* [Exercise requirements]:
Gather up the lines with the word "backup" in them.

Saved data entries

* * * *

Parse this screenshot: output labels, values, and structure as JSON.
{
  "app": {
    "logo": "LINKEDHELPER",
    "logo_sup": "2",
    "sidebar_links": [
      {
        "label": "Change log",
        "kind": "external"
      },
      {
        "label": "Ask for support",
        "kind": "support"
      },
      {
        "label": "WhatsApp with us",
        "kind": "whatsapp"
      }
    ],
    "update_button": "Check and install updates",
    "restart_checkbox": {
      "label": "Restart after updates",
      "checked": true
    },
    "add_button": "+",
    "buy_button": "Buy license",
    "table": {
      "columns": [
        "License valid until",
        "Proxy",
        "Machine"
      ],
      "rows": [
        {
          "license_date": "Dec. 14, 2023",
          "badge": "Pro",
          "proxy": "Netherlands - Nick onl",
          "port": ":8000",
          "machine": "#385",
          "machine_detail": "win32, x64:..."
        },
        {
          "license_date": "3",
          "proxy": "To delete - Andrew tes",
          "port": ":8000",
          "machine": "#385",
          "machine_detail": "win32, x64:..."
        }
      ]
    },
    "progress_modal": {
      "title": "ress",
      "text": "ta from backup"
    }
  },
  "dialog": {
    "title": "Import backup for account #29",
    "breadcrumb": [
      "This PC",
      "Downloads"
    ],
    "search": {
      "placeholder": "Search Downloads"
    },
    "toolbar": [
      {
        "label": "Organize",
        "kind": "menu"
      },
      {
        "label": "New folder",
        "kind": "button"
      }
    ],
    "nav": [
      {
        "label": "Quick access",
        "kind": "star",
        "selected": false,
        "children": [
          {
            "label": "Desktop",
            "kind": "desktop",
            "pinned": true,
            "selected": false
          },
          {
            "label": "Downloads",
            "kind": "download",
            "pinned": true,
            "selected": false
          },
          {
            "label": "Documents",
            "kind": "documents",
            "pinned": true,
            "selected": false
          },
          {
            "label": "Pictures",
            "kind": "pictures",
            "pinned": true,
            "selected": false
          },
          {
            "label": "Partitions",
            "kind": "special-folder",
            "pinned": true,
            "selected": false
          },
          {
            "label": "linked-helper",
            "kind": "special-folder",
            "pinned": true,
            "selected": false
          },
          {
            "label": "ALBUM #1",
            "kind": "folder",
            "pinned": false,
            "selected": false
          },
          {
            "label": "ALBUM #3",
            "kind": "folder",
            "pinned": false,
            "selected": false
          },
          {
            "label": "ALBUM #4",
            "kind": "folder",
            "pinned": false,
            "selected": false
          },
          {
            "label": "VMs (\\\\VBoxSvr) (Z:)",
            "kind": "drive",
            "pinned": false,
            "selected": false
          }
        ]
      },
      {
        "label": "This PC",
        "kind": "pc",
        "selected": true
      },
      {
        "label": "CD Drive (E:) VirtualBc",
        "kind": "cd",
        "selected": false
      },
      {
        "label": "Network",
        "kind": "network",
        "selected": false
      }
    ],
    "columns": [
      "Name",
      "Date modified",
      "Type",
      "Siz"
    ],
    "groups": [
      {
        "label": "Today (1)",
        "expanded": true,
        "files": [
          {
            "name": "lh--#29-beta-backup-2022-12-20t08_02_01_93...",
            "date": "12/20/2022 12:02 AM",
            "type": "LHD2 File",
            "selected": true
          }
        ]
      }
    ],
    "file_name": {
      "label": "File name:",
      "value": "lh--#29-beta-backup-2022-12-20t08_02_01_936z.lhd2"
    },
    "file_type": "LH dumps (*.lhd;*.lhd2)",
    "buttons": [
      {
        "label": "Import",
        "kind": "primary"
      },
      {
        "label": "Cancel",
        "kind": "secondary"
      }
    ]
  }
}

* * * *

* [Result for this task]:
      "text": "ta from backup"
    "title": "Import backup for account #29",
            "name": "lh--#29-beta-backup-2022-12-20t08_02_01_93...",
      "value": "lh--#29-beta-backup-2022-12-20t08_02_01_936z.lhd2"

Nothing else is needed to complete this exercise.